From the entries below, copy every line that holds the word "ffffff".

[begin INFORMATION SHOWN]

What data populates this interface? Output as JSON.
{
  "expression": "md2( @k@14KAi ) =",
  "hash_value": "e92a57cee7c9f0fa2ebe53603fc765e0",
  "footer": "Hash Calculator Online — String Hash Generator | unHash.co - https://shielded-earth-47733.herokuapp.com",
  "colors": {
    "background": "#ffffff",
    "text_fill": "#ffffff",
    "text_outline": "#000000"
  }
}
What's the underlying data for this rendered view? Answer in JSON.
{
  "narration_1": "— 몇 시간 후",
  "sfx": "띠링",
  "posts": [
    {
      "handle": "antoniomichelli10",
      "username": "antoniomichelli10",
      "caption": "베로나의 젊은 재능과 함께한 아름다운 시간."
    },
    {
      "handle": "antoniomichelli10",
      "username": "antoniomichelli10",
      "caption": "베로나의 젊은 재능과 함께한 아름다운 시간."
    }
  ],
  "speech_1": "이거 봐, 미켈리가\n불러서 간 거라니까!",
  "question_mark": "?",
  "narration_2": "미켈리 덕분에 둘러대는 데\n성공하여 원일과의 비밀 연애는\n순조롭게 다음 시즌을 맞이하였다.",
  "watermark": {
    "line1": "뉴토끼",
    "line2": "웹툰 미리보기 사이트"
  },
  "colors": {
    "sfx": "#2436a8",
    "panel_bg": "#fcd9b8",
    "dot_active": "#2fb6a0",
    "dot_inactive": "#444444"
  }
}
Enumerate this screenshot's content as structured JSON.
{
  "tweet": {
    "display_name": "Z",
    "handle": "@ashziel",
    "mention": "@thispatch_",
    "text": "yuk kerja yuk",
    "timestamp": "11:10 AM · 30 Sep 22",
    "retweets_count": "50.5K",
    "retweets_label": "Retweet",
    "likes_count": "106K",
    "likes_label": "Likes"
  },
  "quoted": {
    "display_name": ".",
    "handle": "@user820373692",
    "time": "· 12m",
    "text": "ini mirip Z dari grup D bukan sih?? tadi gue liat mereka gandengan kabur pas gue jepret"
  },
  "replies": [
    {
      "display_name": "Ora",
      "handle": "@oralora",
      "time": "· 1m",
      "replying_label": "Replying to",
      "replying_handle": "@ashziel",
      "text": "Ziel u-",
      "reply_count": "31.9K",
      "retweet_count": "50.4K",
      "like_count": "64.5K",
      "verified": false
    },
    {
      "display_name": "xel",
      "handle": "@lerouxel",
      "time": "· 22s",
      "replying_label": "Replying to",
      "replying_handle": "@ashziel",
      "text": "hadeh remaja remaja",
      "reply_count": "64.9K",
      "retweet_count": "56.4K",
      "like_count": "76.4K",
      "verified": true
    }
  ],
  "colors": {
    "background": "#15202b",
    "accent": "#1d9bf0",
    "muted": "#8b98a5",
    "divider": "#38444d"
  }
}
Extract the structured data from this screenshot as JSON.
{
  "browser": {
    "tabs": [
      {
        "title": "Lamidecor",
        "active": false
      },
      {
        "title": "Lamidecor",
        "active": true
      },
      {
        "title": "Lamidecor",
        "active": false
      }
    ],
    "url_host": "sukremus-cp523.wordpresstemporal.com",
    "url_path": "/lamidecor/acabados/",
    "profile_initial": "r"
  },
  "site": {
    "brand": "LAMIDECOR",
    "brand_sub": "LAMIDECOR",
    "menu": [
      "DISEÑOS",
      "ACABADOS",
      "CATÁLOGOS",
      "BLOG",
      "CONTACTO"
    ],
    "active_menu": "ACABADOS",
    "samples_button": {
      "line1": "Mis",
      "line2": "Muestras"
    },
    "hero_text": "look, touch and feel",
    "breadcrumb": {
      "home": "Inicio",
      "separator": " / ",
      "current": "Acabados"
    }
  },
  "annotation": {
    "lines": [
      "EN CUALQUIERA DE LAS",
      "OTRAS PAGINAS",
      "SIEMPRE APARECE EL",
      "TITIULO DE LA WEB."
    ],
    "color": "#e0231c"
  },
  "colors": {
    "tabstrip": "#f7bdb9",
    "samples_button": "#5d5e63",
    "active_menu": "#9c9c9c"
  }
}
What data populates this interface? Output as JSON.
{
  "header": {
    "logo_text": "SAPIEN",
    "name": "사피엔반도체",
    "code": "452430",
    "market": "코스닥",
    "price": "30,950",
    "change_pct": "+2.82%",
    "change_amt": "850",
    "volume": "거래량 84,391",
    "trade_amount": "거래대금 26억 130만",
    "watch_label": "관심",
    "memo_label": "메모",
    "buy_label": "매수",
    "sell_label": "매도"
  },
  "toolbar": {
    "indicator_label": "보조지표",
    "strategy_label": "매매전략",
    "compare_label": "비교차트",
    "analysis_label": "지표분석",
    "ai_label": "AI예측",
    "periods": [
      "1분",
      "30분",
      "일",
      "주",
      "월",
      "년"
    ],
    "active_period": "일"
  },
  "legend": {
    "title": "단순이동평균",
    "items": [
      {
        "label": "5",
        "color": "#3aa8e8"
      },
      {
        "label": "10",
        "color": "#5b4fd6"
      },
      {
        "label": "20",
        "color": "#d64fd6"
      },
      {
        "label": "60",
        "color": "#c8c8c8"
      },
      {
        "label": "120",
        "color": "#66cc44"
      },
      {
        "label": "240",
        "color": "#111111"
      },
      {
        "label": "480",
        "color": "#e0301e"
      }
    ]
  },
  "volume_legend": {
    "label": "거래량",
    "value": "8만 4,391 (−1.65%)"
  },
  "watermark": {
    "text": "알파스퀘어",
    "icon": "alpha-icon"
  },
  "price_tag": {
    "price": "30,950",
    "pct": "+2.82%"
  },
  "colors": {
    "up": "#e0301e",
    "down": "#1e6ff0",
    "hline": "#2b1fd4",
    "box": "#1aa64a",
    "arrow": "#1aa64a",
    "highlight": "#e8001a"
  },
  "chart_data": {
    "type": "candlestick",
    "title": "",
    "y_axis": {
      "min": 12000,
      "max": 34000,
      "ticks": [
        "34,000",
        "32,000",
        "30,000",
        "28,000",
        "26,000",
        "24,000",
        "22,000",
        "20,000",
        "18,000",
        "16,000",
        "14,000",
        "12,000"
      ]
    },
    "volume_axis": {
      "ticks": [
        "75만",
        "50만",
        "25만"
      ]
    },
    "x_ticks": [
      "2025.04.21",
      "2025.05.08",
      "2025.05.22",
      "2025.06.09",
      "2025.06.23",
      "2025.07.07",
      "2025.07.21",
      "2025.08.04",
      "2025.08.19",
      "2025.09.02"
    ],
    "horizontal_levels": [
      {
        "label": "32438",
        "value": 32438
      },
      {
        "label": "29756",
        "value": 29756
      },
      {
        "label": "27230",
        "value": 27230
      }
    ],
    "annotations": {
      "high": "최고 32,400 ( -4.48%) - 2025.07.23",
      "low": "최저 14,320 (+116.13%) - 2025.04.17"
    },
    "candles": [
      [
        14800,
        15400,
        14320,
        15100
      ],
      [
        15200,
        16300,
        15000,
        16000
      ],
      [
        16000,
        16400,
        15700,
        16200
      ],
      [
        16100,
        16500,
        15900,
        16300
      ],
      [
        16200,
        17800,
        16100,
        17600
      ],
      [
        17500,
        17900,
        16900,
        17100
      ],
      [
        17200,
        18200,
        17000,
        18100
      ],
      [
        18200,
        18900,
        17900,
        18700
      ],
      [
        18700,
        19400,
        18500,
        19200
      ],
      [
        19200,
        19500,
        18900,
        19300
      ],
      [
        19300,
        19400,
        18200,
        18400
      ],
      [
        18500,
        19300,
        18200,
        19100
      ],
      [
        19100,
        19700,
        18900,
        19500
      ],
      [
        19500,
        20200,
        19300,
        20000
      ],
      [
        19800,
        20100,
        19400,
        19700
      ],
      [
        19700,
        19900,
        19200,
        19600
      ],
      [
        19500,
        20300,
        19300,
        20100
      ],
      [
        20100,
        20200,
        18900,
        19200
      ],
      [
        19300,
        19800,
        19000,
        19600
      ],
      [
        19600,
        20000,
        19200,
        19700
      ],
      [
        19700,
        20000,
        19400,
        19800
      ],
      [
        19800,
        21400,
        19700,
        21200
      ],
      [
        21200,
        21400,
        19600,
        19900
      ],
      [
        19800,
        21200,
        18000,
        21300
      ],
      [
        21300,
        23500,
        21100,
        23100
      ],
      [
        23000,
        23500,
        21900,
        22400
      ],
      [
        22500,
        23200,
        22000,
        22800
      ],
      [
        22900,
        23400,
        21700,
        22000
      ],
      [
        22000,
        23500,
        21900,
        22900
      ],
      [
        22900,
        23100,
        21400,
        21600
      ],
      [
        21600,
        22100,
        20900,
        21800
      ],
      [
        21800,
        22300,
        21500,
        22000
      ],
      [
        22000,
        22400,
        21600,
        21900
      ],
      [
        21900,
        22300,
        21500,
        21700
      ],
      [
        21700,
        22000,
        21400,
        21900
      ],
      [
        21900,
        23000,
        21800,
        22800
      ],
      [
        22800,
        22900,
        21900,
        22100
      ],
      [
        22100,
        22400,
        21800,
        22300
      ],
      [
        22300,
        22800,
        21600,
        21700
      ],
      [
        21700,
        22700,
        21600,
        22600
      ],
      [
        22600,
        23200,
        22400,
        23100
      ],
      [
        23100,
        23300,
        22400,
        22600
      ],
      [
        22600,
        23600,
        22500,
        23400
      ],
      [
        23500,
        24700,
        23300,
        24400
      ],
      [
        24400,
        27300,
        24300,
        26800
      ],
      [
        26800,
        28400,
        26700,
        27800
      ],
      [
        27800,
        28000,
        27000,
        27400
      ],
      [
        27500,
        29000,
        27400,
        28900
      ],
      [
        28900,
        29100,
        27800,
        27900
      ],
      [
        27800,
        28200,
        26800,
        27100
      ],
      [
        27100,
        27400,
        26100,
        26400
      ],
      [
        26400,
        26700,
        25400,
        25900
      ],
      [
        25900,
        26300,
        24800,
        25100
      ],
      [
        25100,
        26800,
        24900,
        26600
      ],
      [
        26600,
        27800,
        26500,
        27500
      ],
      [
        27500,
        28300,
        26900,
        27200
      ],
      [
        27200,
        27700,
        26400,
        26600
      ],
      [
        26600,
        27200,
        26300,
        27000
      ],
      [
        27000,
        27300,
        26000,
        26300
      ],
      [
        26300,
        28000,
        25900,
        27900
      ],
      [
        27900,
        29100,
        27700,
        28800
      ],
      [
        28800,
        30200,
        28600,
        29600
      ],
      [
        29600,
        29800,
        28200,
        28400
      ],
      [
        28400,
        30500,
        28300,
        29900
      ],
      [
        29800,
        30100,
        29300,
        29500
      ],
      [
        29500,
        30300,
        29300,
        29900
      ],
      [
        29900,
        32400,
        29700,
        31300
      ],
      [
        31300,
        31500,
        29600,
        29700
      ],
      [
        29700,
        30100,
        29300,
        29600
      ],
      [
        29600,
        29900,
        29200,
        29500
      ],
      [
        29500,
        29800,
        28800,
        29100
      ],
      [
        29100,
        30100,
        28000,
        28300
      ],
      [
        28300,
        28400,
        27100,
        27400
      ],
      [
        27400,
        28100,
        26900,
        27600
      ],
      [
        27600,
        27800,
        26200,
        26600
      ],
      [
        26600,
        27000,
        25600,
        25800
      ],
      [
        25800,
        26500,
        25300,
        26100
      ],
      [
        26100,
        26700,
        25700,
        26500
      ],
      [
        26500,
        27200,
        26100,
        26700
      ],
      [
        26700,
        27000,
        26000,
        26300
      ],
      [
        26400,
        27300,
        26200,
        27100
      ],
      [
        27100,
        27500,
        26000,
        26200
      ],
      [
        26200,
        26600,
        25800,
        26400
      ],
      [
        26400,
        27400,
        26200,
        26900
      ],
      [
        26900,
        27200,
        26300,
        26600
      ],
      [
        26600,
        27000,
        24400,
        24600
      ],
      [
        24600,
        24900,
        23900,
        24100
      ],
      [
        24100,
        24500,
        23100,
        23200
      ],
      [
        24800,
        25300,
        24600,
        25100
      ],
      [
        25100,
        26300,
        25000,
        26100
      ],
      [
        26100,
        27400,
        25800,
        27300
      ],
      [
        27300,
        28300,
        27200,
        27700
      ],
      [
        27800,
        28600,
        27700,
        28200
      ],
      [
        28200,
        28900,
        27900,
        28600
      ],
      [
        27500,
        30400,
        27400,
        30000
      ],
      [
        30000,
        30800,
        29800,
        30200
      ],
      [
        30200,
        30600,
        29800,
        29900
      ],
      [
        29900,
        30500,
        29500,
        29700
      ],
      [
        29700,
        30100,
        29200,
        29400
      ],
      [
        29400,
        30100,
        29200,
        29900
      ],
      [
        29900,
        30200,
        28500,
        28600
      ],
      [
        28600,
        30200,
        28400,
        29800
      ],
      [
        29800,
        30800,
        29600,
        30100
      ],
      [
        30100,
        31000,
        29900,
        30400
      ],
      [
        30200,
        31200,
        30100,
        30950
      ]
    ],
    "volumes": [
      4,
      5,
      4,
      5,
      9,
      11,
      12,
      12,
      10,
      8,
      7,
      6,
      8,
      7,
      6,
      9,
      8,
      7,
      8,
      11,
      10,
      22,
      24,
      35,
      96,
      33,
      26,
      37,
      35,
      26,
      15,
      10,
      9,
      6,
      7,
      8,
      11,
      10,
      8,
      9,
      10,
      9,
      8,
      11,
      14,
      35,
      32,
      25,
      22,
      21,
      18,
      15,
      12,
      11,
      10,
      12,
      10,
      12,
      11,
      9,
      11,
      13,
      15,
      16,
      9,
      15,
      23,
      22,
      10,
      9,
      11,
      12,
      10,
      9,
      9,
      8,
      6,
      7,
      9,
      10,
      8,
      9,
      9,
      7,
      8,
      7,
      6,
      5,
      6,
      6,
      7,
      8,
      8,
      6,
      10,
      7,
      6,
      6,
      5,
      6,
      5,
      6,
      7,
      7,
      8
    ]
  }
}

[end INFORMATION SHOWN]

### SOLUTION FOR THIS TASK
    "background": "#ffffff",
    "text_fill": "#ffffff",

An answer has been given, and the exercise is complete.